#### EXERCISE TASK 1
Based on the Maytag A106 thread, explain in one to three sentences why one reply holds that a complete tear down with new oil is the only correct way to service this transmission.
#### EXERCISE TASK 2
Answer these questions from the Maytag A106 thread, one line each:
(a) What does one reply say Marvel Mystery oil basically is?
(b) What was the stated reason for the tear down?
(c) What did one writer use to clean out the crank case and gears?
#### EXERCISE TASK 3
Carry on the thread about refreshing a Maytag A106, starting with the next post after the last one shown.

Refreshing a Maytag A106

It does look like this machines in pretty good shape so it’s a great candidate for servicing, I would be tempted to drill a hole in the transmission and pump a half cup of marvel mystery oil in the gearbox that really frees up old transmission oil without having to go through a complete tear down, you can either tap the hole and put a plug in it or seal it in other ways to keep the oil out when the transmission spins.

I have added marvel mystery oil to old whirlpool belt Drive transmissions many times and it really rejuvenates the old oil in the transmission, it’s easy to do on a whirlpool because you can just pump it down into the vent hole, but if you don’t have water in the transmission there’s really no reason to take it apart.

John
 
Marvel Mystery oil is basically a solvent with mineral oil. It's not designed for long term use.

Maytag was still using the older style transmission oil in 1969 that easily thickens and gels up with time, even sitting with zero use. A complete tear down, detailed cleaning, and new (better) oil is the only way to tackle this job correctly. It also allows one to determine wear of the internal parts and make calculated decisions.
 
basically a solvent with mineral oil

Agree.

The reason for the tear down was to correct the sluggish agitation.

Old Maytag trans oil is some of most thick tackiest stuff I've come across. Takes a a while time to clean out the crank case and gears even using raw gasoline.
 
Agreed Maytag use some of the nastiest oil I’ve ever seen in a washing machine and Of course it’s better to change the oil but it’s an awful lot of work for a washer. That’s not gonna last that much longer.

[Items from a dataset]
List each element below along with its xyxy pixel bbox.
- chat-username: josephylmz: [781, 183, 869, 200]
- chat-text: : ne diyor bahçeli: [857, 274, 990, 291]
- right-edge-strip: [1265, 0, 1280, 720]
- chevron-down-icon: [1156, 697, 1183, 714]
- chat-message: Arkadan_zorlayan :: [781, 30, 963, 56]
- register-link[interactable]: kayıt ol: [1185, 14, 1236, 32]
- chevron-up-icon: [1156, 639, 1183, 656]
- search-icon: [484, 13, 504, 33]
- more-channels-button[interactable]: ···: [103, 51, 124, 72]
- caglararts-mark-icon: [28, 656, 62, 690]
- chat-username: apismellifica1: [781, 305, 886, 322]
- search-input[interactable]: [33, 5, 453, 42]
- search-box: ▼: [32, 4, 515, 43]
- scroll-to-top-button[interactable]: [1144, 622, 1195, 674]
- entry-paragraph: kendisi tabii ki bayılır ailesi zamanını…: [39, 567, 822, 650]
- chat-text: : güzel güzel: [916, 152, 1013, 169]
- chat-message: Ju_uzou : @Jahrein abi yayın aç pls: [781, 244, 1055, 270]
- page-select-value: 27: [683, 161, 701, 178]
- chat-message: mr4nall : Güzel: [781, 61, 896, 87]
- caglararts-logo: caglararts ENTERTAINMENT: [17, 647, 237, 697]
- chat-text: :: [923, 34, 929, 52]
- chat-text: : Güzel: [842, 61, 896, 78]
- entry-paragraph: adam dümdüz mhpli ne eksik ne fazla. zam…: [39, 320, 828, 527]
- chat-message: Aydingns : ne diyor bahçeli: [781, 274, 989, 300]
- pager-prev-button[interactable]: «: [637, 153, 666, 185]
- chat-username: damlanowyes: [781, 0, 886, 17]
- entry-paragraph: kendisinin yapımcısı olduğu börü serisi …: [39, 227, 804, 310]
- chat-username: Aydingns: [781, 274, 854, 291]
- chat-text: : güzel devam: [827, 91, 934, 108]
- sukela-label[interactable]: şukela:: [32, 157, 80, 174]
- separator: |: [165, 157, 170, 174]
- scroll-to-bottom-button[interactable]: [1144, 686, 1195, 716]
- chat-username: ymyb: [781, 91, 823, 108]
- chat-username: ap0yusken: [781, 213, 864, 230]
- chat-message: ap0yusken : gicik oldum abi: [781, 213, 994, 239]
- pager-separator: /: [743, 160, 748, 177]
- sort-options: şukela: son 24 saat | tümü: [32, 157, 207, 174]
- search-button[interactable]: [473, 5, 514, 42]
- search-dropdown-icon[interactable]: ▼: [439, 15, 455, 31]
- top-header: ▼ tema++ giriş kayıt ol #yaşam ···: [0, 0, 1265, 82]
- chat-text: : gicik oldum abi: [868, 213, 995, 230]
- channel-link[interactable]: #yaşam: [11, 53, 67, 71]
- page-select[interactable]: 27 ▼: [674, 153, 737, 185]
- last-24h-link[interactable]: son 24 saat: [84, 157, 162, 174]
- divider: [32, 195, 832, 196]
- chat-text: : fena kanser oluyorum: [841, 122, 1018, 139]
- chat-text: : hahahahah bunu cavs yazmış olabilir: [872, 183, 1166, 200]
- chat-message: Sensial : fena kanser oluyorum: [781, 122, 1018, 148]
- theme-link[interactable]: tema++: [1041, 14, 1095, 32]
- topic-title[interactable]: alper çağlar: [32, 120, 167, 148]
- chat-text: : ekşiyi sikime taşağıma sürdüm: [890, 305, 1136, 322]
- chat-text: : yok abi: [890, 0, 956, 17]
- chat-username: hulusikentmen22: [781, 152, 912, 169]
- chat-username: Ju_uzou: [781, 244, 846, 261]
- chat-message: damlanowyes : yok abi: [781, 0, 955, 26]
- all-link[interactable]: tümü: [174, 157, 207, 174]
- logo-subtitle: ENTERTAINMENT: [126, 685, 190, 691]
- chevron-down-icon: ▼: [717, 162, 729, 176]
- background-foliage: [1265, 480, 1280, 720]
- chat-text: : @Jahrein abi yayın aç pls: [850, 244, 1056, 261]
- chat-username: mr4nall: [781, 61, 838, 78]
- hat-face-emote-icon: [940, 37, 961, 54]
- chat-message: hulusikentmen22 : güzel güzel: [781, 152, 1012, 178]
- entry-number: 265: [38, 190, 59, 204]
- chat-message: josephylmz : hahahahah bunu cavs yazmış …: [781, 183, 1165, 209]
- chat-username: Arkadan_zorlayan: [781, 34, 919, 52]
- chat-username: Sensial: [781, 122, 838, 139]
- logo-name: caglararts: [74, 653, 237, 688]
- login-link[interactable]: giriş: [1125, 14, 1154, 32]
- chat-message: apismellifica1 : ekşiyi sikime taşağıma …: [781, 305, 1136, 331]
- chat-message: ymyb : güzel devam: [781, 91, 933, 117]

#### WRITTEN ANSWER 1
According to that reply, Maytag was still using an older style of transmission oil in 1969 that readily thickens and gels over time, even when the machine sits unused. A complete tear down, thorough cleaning and fresh, better oil deal with this properly, and the tear down also reveals wear on the internal parts so that informed decisions can be made.

#### WRITTEN ANSWER 2
(a) A solvent with mineral oil.
(b) To correct the sluggish agitation.
(c) Raw gasoline.

#### WRITTEN ANSWER 3
If you do take the transmission apart, be sure you change the O-ring on the input shaft. In this time period They were known for getting hard and leaking oil.

A washing machine transmission is about one of the least stressed transmissions out there. You don’t have problems with high operating temperatures or high speed operation. It’s nothing like an automobile engine or transmission. This is why you almost never see worn out, bearings, gears, etc. in a transmission. They’re just not going to fail in any type of lifespan of a washing machine.

John
 
"A washing machine transmission is about one of the least stressed transmissions out there."

Depends on the transmission. Besides agitator dogs and motor coupler replacements, DD's generally require a neutral drain kit at some point in their life. Many went to the scrapper for that reason. Some got a new transmission installed only to have a noisy washer from sloppy cut gearing.

Amanatag transmission was junk. GE's model T transmission was so junky they permanently discontinued it after a few years. The Norgetags were "meh" at best. I personally think Whirlpools VMW transmission is (intentionally) under designed junk. Those plastic gears are just too small for its intended use.
 
Reply #9

Many of the drivetrains that are used in HE machines were really only designed for a portable or compact machine. The VMW design is based off of the World Washer platform which dates back to the early 1990’s, that design debuted for the South American market once the belt drives were discontinued in 1991 in South America. Surprisingly, it worked well for a compact machine but was quite noisy and obnoxious in operation.
 
None of the failures

Have anything to do with the oil Used nor were they caused by the oil degrading, I was not suggesting that washer transmissions never fail.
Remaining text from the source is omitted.